TASK TO CARRY OUT:
Search the material below for the string "szabadságvesztéssel" and list each line that holds it.

WORKING DATA:
·····

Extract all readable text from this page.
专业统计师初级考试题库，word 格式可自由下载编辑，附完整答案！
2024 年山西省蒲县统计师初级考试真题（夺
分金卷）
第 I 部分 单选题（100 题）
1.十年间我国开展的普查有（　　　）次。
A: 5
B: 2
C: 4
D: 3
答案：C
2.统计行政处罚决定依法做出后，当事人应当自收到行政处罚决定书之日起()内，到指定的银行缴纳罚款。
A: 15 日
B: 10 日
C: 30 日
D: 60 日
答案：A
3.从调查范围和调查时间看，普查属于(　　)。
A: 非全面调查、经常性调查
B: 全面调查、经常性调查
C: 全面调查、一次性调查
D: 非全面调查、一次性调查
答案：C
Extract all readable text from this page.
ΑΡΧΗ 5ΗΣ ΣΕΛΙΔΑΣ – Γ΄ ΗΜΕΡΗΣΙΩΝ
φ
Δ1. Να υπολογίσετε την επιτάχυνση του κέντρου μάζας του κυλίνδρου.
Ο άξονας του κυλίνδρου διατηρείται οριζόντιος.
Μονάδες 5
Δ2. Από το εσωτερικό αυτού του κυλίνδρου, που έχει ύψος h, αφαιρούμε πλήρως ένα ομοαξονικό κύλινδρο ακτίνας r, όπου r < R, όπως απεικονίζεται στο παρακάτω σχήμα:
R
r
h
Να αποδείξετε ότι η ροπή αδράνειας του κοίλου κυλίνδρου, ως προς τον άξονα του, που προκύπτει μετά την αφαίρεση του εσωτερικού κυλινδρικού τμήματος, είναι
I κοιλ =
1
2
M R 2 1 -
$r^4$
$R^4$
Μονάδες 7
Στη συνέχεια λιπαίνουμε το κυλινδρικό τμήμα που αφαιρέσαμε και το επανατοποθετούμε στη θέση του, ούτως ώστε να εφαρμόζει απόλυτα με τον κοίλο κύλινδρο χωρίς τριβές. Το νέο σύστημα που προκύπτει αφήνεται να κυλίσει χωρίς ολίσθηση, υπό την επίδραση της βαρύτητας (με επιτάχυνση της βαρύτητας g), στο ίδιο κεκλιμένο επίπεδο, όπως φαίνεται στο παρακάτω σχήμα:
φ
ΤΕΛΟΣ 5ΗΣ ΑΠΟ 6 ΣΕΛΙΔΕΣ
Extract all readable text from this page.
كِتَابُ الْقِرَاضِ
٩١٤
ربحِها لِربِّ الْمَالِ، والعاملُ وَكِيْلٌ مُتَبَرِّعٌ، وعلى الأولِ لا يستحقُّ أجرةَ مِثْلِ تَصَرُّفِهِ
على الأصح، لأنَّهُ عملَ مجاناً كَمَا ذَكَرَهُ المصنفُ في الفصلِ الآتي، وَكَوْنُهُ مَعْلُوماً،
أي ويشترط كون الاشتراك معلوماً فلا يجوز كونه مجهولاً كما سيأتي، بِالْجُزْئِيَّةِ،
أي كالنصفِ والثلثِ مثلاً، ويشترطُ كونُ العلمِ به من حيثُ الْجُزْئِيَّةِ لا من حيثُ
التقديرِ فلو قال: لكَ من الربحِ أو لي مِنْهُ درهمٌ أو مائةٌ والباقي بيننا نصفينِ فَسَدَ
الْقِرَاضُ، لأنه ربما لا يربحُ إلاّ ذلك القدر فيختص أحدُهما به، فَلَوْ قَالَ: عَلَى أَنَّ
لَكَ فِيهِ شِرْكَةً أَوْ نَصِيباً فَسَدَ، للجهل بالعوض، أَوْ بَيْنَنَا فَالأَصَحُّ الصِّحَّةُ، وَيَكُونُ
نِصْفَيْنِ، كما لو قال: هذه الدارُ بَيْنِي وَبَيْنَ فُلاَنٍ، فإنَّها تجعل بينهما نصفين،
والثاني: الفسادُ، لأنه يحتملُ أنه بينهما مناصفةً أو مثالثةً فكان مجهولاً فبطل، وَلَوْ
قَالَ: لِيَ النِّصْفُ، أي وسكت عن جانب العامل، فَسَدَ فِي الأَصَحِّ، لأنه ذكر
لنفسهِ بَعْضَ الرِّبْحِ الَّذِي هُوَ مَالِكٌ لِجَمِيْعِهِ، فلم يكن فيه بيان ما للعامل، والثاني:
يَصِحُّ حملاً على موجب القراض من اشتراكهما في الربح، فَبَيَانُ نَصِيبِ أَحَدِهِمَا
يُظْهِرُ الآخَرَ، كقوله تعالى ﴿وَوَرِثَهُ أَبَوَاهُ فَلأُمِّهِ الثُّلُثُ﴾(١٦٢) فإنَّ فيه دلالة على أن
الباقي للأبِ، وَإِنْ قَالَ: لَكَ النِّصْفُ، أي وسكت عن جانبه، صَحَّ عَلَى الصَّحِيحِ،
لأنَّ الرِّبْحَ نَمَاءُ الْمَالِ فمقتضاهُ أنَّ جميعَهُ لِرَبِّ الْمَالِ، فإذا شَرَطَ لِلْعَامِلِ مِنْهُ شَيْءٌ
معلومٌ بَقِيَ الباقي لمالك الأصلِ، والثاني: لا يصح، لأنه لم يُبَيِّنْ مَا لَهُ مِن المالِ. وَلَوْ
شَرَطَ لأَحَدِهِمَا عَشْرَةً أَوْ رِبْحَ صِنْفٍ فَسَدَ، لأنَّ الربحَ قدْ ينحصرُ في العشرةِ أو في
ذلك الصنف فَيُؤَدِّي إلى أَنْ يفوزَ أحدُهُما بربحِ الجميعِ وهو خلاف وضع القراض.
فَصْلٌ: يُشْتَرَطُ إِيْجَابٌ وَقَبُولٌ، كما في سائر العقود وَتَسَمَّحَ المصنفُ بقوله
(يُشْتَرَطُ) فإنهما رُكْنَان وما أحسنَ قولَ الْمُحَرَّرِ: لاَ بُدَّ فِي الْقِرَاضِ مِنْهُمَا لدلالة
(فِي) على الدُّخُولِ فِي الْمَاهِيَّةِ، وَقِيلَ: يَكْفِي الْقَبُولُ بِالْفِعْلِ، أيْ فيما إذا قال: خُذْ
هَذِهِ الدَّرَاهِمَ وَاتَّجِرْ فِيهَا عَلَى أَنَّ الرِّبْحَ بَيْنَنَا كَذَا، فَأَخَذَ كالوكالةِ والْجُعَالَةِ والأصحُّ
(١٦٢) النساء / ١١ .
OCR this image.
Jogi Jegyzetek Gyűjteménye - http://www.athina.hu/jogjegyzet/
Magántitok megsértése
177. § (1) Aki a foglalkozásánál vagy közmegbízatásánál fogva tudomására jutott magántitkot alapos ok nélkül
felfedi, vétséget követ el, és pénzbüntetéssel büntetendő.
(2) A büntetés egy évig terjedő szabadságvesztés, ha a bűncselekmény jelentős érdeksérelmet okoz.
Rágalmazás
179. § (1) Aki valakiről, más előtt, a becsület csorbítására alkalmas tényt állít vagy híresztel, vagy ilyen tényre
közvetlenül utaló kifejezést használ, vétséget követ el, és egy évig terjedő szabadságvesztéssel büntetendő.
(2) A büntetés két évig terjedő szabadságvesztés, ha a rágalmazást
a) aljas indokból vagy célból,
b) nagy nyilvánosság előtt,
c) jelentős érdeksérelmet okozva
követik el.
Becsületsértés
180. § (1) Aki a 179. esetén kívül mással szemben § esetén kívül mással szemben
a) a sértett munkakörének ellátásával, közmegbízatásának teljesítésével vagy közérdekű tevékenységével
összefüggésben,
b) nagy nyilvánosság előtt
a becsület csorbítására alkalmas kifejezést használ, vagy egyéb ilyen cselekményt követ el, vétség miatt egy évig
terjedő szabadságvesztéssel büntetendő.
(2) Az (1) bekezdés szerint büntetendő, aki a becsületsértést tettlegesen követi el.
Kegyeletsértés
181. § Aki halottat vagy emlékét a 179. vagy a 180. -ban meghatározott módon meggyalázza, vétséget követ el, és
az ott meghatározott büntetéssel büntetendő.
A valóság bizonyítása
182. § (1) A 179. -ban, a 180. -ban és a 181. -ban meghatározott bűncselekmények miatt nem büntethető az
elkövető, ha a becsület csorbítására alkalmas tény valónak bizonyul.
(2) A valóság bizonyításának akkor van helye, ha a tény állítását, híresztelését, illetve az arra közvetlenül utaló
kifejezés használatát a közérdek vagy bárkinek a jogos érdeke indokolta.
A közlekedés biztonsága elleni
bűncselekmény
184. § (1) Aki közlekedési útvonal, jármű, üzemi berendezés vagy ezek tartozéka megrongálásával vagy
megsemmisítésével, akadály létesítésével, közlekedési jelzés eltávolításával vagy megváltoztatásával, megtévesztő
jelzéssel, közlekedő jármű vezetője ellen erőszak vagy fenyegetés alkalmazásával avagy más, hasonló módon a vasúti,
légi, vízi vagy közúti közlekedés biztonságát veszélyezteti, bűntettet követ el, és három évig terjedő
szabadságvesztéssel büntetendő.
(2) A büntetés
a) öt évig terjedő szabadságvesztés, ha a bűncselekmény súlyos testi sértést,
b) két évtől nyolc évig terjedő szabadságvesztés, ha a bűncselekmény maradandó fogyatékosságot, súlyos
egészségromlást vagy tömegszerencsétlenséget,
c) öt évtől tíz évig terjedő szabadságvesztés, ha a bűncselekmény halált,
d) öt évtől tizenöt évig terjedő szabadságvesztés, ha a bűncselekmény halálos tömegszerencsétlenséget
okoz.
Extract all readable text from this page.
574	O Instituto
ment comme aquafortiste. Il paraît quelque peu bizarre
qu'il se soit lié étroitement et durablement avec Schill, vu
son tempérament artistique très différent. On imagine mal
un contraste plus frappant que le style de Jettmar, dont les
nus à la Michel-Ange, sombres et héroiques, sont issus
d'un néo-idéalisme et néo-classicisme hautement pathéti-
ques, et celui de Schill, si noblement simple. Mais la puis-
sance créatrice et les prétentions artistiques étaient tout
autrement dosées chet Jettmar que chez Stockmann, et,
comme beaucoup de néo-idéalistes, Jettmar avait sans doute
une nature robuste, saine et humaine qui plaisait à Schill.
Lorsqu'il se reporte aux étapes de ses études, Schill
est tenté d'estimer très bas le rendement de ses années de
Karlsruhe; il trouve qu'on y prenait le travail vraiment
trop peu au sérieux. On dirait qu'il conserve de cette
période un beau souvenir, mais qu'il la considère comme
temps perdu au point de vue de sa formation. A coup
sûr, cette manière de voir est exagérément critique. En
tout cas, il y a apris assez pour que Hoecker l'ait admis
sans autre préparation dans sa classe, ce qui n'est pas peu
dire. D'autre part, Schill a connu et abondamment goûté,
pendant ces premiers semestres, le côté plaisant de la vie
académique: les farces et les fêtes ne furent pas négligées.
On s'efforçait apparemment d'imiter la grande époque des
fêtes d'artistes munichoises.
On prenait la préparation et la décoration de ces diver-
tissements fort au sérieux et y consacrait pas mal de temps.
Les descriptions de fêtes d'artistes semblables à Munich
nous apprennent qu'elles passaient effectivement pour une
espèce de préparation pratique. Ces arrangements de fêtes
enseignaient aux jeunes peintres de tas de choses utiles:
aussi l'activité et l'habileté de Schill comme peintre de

·····

OUTPUT OF THE TASK:
közvetlenül utaló kifejezést használ, vétséget követ el, és egy évig terjedő szabadságvesztéssel büntetendő.
terjedő szabadságvesztéssel büntetendő.
szabadságvesztéssel büntetendő.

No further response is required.